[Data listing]
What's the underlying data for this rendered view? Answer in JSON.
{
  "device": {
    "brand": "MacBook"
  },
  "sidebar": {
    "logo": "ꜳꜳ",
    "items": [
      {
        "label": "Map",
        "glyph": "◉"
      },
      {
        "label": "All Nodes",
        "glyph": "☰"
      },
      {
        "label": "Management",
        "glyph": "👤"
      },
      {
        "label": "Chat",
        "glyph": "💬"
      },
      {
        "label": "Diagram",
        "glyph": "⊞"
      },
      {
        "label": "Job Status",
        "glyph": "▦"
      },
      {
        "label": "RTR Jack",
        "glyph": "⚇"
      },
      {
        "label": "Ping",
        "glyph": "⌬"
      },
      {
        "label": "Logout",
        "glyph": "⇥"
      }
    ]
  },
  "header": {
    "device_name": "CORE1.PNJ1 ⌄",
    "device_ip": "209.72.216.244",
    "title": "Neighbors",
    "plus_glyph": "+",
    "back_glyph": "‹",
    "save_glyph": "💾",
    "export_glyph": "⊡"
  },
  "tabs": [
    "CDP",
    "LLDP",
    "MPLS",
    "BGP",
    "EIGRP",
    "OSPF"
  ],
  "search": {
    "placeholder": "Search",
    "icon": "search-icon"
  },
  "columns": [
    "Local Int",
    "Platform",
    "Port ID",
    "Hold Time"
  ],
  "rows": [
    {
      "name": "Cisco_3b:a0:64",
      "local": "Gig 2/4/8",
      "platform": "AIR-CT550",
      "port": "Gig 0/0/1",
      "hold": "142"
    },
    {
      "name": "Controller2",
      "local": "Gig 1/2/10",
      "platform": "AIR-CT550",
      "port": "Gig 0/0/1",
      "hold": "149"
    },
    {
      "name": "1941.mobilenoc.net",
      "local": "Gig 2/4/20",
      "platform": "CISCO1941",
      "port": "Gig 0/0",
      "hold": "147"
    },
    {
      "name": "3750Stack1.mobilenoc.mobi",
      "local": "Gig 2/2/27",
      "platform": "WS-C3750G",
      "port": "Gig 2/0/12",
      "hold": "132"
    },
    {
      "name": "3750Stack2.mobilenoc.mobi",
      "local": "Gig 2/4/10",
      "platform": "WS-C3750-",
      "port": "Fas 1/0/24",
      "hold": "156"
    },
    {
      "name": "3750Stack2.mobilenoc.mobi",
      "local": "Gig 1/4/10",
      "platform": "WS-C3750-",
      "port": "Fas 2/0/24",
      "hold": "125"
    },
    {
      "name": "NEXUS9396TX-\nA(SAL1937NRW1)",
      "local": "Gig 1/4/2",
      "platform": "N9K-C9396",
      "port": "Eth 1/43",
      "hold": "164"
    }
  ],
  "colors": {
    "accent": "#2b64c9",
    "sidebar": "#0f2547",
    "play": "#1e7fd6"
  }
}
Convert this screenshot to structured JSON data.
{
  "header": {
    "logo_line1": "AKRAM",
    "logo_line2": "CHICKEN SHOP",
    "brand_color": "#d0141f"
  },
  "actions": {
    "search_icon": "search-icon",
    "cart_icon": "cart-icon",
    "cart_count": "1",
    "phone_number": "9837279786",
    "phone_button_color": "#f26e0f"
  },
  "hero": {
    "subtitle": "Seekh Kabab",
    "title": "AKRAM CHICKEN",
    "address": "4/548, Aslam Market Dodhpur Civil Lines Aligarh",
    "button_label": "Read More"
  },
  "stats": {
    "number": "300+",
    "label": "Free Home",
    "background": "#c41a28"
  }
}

= Directions for this task =
Output the full listing exactly as it stands.

= Solution to this exercise =
What's the underlying data for this rendered view? Answer in JSON.
{
  "device": {
    "brand": "MacBook"
  },
  "sidebar": {
    "logo": "ꜳꜳ",
    "items": [
      {
        "label": "Map",
        "glyph": "◉"
      },
      {
        "label": "All Nodes",
        "glyph": "☰"
      },
      {
        "label": "Management",
        "glyph": "👤"
      },
      {
        "label": "Chat",
        "glyph": "💬"
      },
      {
        "label": "Diagram",
        "glyph": "⊞"
      },
      {
        "label": "Job Status",
        "glyph": "▦"
      },
      {
        "label": "RTR Jack",
        "glyph": "⚇"
      },
      {
        "label": "Ping",
        "glyph": "⌬"
      },
      {
        "label": "Logout",
        "glyph": "⇥"
      }
    ]
  },
  "header": {
    "device_name": "CORE1.PNJ1 ⌄",
    "device_ip": "209.72.216.244",
    "title": "Neighbors",
    "plus_glyph": "+",
    "back_glyph": "‹",
    "save_glyph": "💾",
    "export_glyph": "⊡"
  },
  "tabs": [
    "CDP",
    "LLDP",
    "MPLS",
    "BGP",
    "EIGRP",
    "OSPF"
  ],
  "search": {
    "placeholder": "Search",
    "icon": "search-icon"
  },
  "columns": [
    "Local Int",
    "Platform",
    "Port ID",
    "Hold Time"
  ],
  "rows": [
    {
      "name": "Cisco_3b:a0:64",
      "local": "Gig 2/4/8",
      "platform": "AIR-CT550",
      "port": "Gig 0/0/1",
      "hold": "142"
    },
    {
      "name": "Controller2",
      "local": "Gig 1/2/10",
      "platform": "AIR-CT550",
      "port": "Gig 0/0/1",
      "hold": "149"
    },
    {
      "name": "1941.mobilenoc.net",
      "local": "Gig 2/4/20",
      "platform": "CISCO1941",
      "port": "Gig 0/0",
      "hold": "147"
    },
    {
      "name": "3750Stack1.mobilenoc.mobi",
      "local": "Gig 2/2/27",
      "platform": "WS-C3750G",
      "port": "Gig 2/0/12",
      "hold": "132"
    },
    {
      "name": "3750Stack2.mobilenoc.mobi",
      "local": "Gig 2/4/10",
      "platform": "WS-C3750-",
      "port": "Fas 1/0/24",
      "hold": "156"
    },
    {
      "name": "3750Stack2.mobilenoc.mobi",
      "local": "Gig 1/4/10",
      "platform": "WS-C3750-",
      "port": "Fas 2/0/24",
      "hold": "125"
    },
    {
      "name": "NEXUS9396TX-\nA(SAL1937NRW1)",
      "local": "Gig 1/4/2",
      "platform": "N9K-C9396",
      "port": "Eth 1/43",
      "hold": "164"
    }
  ],
  "colors": {
    "accent": "#2b64c9",
    "sidebar": "#0f2547",
    "play": "#1e7fd6"
  }
}
Convert this screenshot to structured JSON data.
{
  "header": {
    "logo_line1": "AKRAM",
    "logo_line2": "CHICKEN SHOP",
    "brand_color": "#d0141f"
  },
  "actions": {
    "search_icon": "search-icon",
    "cart_icon": "cart-icon",
    "cart_count": "1",
    "phone_number": "9837279786",
    "phone_button_color": "#f26e0f"
  },
  "hero": {
    "subtitle": "Seekh Kabab",
    "title": "AKRAM CHICKEN",
    "address": "4/548, Aslam Market Dodhpur Civil Lines Aligarh",
    "button_label": "Read More"
  },
  "stats": {
    "number": "300+",
    "label": "Free Home",
    "background": "#c41a28"
  }
}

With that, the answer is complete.